| REQUIREMENTS |
Print all records exactly, leaving nothing out.

| EXERCISE DATA |
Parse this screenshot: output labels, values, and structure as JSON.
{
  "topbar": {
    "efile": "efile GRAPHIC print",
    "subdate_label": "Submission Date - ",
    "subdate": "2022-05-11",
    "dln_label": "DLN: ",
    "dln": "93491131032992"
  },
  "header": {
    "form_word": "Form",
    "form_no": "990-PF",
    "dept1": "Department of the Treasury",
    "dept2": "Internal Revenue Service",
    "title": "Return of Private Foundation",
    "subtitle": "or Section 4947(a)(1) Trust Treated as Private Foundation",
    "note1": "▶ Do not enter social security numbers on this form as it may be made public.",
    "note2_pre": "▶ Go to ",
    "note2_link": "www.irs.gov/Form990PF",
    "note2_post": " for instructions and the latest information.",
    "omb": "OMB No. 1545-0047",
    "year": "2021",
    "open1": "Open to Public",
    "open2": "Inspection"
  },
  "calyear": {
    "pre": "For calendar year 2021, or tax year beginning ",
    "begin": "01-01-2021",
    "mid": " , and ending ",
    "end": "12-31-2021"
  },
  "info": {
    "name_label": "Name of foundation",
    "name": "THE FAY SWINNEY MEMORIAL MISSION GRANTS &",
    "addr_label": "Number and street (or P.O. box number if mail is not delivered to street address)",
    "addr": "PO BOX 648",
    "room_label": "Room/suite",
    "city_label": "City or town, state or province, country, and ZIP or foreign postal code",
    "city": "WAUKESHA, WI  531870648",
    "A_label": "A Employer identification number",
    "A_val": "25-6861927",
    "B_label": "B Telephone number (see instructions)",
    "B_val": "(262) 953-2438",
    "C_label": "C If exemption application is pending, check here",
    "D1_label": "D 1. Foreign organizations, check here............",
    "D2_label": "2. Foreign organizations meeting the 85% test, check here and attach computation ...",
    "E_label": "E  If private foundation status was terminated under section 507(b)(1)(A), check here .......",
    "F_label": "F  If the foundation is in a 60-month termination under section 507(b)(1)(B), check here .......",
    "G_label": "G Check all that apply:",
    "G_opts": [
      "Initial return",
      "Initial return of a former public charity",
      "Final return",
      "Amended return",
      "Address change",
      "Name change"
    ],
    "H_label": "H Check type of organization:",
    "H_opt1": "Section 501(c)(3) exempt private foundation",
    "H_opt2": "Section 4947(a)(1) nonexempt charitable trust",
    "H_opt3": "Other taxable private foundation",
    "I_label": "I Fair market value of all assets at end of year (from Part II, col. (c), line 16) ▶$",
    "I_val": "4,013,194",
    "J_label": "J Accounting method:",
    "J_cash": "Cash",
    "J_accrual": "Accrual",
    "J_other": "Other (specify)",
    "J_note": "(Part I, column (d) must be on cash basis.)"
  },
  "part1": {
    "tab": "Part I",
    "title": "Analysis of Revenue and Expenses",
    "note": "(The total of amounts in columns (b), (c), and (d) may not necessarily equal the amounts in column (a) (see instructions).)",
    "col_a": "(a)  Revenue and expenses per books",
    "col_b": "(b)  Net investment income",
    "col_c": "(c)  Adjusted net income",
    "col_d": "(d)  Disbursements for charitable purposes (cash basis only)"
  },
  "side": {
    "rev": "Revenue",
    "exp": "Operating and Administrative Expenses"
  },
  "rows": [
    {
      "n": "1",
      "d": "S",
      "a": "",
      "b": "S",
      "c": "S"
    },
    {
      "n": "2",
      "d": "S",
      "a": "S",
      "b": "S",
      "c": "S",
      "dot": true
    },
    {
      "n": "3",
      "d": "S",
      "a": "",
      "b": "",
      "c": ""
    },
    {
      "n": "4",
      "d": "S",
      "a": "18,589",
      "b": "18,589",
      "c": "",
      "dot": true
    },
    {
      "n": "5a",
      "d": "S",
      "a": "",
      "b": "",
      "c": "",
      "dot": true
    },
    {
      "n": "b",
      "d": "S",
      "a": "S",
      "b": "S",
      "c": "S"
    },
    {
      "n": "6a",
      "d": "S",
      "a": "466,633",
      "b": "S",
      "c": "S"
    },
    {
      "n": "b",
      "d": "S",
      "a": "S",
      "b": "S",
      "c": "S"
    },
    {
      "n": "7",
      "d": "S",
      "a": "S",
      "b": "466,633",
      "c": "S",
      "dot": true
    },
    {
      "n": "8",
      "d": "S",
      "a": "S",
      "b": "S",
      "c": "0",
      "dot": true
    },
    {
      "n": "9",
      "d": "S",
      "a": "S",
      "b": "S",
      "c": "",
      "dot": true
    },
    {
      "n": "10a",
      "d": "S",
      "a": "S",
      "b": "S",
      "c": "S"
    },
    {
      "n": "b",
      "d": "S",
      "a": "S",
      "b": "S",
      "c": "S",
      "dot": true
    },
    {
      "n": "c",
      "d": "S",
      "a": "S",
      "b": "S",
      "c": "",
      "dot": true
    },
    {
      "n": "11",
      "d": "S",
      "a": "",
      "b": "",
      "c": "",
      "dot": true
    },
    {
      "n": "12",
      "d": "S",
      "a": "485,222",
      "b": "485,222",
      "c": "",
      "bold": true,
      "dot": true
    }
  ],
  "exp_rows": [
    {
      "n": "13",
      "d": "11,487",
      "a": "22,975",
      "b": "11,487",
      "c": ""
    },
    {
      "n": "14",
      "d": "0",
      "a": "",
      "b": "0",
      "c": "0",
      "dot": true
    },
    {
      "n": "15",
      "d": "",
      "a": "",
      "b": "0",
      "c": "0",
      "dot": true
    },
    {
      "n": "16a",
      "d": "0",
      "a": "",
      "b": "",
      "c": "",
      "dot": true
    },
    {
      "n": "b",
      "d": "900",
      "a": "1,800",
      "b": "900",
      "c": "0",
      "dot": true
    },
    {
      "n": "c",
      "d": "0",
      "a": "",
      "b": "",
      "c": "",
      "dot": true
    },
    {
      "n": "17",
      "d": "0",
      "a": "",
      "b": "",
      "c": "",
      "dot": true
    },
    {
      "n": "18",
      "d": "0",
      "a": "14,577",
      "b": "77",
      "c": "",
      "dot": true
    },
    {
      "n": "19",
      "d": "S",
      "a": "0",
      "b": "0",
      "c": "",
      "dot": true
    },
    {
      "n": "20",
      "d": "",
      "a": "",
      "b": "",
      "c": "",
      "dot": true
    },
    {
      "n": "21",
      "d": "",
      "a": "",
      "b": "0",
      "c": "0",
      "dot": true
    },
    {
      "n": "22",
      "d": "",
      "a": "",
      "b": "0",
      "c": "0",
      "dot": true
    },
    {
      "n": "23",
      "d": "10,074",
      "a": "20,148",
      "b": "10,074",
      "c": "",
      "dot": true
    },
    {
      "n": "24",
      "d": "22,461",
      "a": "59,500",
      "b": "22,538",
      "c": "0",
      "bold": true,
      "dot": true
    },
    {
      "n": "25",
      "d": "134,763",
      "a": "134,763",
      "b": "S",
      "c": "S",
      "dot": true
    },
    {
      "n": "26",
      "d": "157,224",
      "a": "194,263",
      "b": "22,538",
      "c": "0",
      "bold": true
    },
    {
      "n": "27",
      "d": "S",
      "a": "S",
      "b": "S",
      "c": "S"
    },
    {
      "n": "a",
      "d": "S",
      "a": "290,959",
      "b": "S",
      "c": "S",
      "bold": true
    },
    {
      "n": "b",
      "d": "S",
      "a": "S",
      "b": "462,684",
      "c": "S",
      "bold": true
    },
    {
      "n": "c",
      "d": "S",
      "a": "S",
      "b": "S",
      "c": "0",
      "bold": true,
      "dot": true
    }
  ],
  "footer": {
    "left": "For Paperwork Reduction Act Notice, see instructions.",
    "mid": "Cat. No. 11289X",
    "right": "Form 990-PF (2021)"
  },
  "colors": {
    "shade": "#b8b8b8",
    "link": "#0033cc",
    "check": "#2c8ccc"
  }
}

| EXERCISE OUTPUT |
Parse this screenshot: output labels, values, and structure as JSON.
{
  "topbar": {
    "efile": "efile GRAPHIC print",
    "subdate_label": "Submission Date - ",
    "subdate": "2022-05-11",
    "dln_label": "DLN: ",
    "dln": "93491131032992"
  },
  "header": {
    "form_word": "Form",
    "form_no": "990-PF",
    "dept1": "Department of the Treasury",
    "dept2": "Internal Revenue Service",
    "title": "Return of Private Foundation",
    "subtitle": "or Section 4947(a)(1) Trust Treated as Private Foundation",
    "note1": "▶ Do not enter social security numbers on this form as it may be made public.",
    "note2_pre": "▶ Go to ",
    "note2_link": "www.irs.gov/Form990PF",
    "note2_post": " for instructions and the latest information.",
    "omb": "OMB No. 1545-0047",
    "year": "2021",
    "open1": "Open to Public",
    "open2": "Inspection"
  },
  "calyear": {
    "pre": "For calendar year 2021, or tax year beginning ",
    "begin": "01-01-2021",
    "mid": " , and ending ",
    "end": "12-31-2021"
  },
  "info": {
    "name_label": "Name of foundation",
    "name": "THE FAY SWINNEY MEMORIAL MISSION GRANTS &",
    "addr_label": "Number and street (or P.O. box number if mail is not delivered to street address)",
    "addr": "PO BOX 648",
    "room_label": "Room/suite",
    "city_label": "City or town, state or province, country, and ZIP or foreign postal code",
    "city": "WAUKESHA, WI  531870648",
    "A_label": "A Employer identification number",
    "A_val": "25-6861927",
    "B_label": "B Telephone number (see instructions)",
    "B_val": "(262) 953-2438",
    "C_label": "C If exemption application is pending, check here",
    "D1_label": "D 1. Foreign organizations, check here............",
    "D2_label": "2. Foreign organizations meeting the 85% test, check here and attach computation ...",
    "E_label": "E  If private foundation status was terminated under section 507(b)(1)(A), check here .......",
    "F_label": "F  If the foundation is in a 60-month termination under section 507(b)(1)(B), check here .......",
    "G_label": "G Check all that apply:",
    "G_opts": [
      "Initial return",
      "Initial return of a former public charity",
      "Final return",
      "Amended return",
      "Address change",
      "Name change"
    ],
    "H_label": "H Check type of organization:",
    "H_opt1": "Section 501(c)(3) exempt private foundation",
    "H_opt2": "Section 4947(a)(1) nonexempt charitable trust",
    "H_opt3": "Other taxable private foundation",
    "I_label": "I Fair market value of all assets at end of year (from Part II, col. (c), line 16) ▶$",
    "I_val": "4,013,194",
    "J_label": "J Accounting method:",
    "J_cash": "Cash",
    "J_accrual": "Accrual",
    "J_other": "Other (specify)",
    "J_note": "(Part I, column (d) must be on cash basis.)"
  },
  "part1": {
    "tab": "Part I",
    "title": "Analysis of Revenue and Expenses",
    "note": "(The total of amounts in columns (b), (c), and (d) may not necessarily equal the amounts in column (a) (see instructions).)",
    "col_a": "(a)  Revenue and expenses per books",
    "col_b": "(b)  Net investment income",
    "col_c": "(c)  Adjusted net income",
    "col_d": "(d)  Disbursements for charitable purposes (cash basis only)"
  },
  "side": {
    "rev": "Revenue",
    "exp": "Operating and Administrative Expenses"
  },
  "rows": [
    {
      "n": "1",
      "d": "S",
      "a": "",
      "b": "S",
      "c": "S"
    },
    {
      "n": "2",
      "d": "S",
      "a": "S",
      "b": "S",
      "c": "S",
      "dot": true
    },
    {
      "n": "3",
      "d": "S",
      "a": "",
      "b": "",
      "c": ""
    },
    {
      "n": "4",
      "d": "S",
      "a": "18,589",
      "b": "18,589",
      "c": "",
      "dot": true
    },
    {
      "n": "5a",
      "d": "S",
      "a": "",
      "b": "",
      "c": "",
      "dot": true
    },
    {
      "n": "b",
      "d": "S",
      "a": "S",
      "b": "S",
      "c": "S"
    },
    {
      "n": "6a",
      "d": "S",
      "a": "466,633",
      "b": "S",
      "c": "S"
    },
    {
      "n": "b",
      "d": "S",
      "a": "S",
      "b": "S",
      "c": "S"
    },
    {
      "n": "7",
      "d": "S",
      "a": "S",
      "b": "466,633",
      "c": "S",
      "dot": true
    },
    {
      "n": "8",
      "d": "S",
      "a": "S",
      "b": "S",
      "c": "0",
      "dot": true
    },
    {
      "n": "9",
      "d": "S",
      "a": "S",
      "b": "S",
      "c": "",
      "dot": true
    },
    {
      "n": "10a",
      "d": "S",
      "a": "S",
      "b": "S",
      "c": "S"
    },
    {
      "n": "b",
      "d": "S",
      "a": "S",
      "b": "S",
      "c": "S",
      "dot": true
    },
    {
      "n": "c",
      "d": "S",
      "a": "S",
      "b": "S",
      "c": "",
      "dot": true
    },
    {
      "n": "11",
      "d": "S",
      "a": "",
      "b": "",
      "c": "",
      "dot": true
    },
    {
      "n": "12",
      "d": "S",
      "a": "485,222",
      "b": "485,222",
      "c": "",
      "bold": true,
      "dot": true
    }
  ],
  "exp_rows": [
    {
      "n": "13",
      "d": "11,487",
      "a": "22,975",
      "b": "11,487",
      "c": ""
    },
    {
      "n": "14",
      "d": "0",
      "a": "",
      "b": "0",
      "c": "0",
      "dot": true
    },
    {
      "n": "15",
      "d": "",
      "a": "",
      "b": "0",
      "c": "0",
      "dot": true
    },
    {
      "n": "16a",
      "d": "0",
      "a": "",
      "b": "",
      "c": "",
      "dot": true
    },
    {
      "n": "b",
      "d": "900",
      "a": "1,800",
      "b": "900",
      "c": "0",
      "dot": true
    },
    {
      "n": "c",
      "d": "0",
      "a": "",
      "b": "",
      "c": "",
      "dot": true
    },
    {
      "n": "17",
      "d": "0",
      "a": "",
      "b": "",
      "c": "",
      "dot": true
    },
    {
      "n": "18",
      "d": "0",
      "a": "14,577",
      "b": "77",
      "c": "",
      "dot": true
    },
    {
      "n": "19",
      "d": "S",
      "a": "0",
      "b": "0",
      "c": "",
      "dot": true
    },
    {
      "n": "20",
      "d": "",
      "a": "",
      "b": "",
      "c": "",
      "dot": true
    },
    {
      "n": "21",
      "d": "",
      "a": "",
      "b": "0",
      "c": "0",
      "dot": true
    },
    {
      "n": "22",
      "d": "",
      "a": "",
      "b": "0",
      "c": "0",
      "dot": true
    },
    {
      "n": "23",
      "d": "10,074",
      "a": "20,148",
      "b": "10,074",
      "c": "",
      "dot": true
    },
    {
      "n": "24",
      "d": "22,461",
      "a": "59,500",
      "b": "22,538",
      "c": "0",
      "bold": true,
      "dot": true
    },
    {
      "n": "25",
      "d": "134,763",
      "a": "134,763",
      "b": "S",
      "c": "S",
      "dot": true
    },
    {
      "n": "26",
      "d": "157,224",
      "a": "194,263",
      "b": "22,538",
      "c": "0",
      "bold": true
    },
    {
      "n": "27",
      "d": "S",
      "a": "S",
      "b": "S",
      "c": "S"
    },
    {
      "n": "a",
      "d": "S",
      "a": "290,959",
      "b": "S",
      "c": "S",
      "bold": true
    },
    {
      "n": "b",
      "d": "S",
      "a": "S",
      "b": "462,684",
      "c": "S",
      "bold": true
    },
    {
      "n": "c",
      "d": "S",
      "a": "S",
      "b": "S",
      "c": "0",
      "bold": true,
      "dot": true
    }
  ],
  "footer": {
    "left": "For Paperwork Reduction Act Notice, see instructions.",
    "mid": "Cat. No. 11289X",
    "right": "Form 990-PF (2021)"
  },
  "colors": {
    "shade": "#b8b8b8",
    "link": "#0033cc",
    "check": "#2c8ccc"
  }
}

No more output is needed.